*Requirement*
Please copy out the data below word for word, everything from the line containing "What elements are" down to the line containing "Bar [296,395,322,398]", both included. Leave the pictures out.

*Available data*
# # #
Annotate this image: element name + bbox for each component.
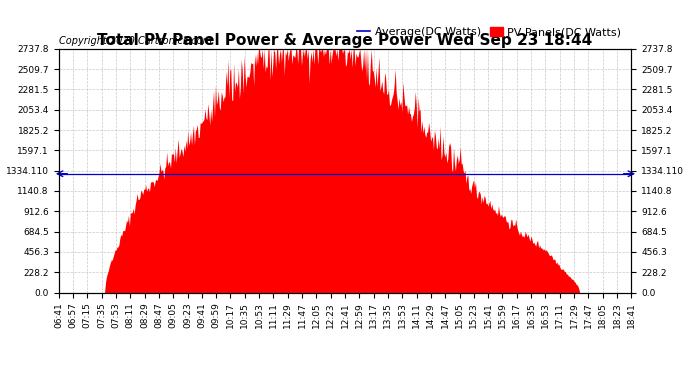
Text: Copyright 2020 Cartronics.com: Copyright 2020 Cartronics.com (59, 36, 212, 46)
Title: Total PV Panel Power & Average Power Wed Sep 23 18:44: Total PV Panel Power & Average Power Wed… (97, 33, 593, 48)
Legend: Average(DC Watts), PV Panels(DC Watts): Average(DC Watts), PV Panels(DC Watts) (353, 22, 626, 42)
# # #
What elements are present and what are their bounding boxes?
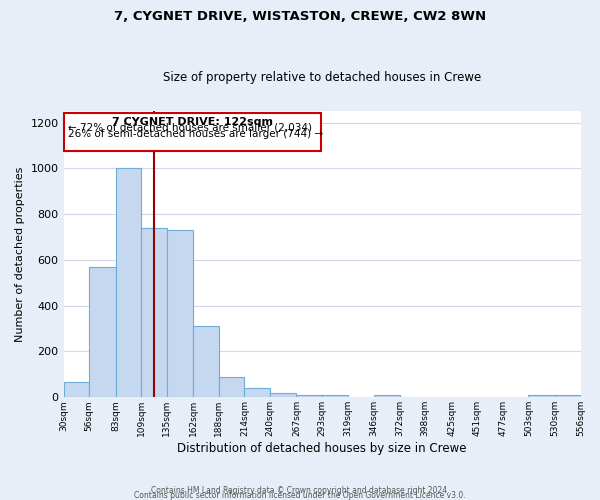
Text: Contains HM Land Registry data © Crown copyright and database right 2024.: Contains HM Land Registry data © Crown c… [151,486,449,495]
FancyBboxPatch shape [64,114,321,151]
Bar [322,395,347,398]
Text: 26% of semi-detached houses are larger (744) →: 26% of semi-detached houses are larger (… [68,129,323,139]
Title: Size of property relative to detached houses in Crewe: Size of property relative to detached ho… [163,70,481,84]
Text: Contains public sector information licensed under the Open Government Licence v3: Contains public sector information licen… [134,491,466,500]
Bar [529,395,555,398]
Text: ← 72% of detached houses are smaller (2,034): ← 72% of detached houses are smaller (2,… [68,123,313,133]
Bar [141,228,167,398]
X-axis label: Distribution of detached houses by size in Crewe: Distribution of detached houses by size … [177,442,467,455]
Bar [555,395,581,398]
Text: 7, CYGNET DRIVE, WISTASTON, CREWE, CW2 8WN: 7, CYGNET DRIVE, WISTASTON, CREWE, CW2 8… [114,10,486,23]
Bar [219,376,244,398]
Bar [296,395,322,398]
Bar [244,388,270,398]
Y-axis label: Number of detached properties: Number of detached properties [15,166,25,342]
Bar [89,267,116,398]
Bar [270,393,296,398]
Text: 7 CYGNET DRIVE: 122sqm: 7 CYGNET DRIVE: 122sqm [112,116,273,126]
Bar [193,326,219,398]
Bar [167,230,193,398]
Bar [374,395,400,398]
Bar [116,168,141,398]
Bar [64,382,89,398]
# # #
*Solution to the exercise*
What elements are present and what are their bounding boxes?
Text: Contains HM Land Registry data © Crown copyright and database right 2024.: Contains HM Land Registry data © Crown c… [151,486,449,495]
FancyBboxPatch shape [64,114,321,151]
Bar [322,395,347,398]
Text: 26% of semi-detached houses are larger (744) →: 26% of semi-detached houses are larger (… [68,129,323,139]
Title: Size of property relative to detached houses in Crewe: Size of property relative to detached ho… [163,70,481,84]
Text: Contains public sector information licensed under the Open Government Licence v3: Contains public sector information licen… [134,491,466,500]
Bar [529,395,555,398]
Text: ← 72% of detached houses are smaller (2,034): ← 72% of detached houses are smaller (2,… [68,123,313,133]
Bar [141,228,167,398]
X-axis label: Distribution of detached houses by size in Crewe: Distribution of detached houses by size … [177,442,467,455]
Bar [555,395,581,398]
Text: 7, CYGNET DRIVE, WISTASTON, CREWE, CW2 8WN: 7, CYGNET DRIVE, WISTASTON, CREWE, CW2 8… [114,10,486,23]
Bar [219,376,244,398]
Bar [296,395,322,398]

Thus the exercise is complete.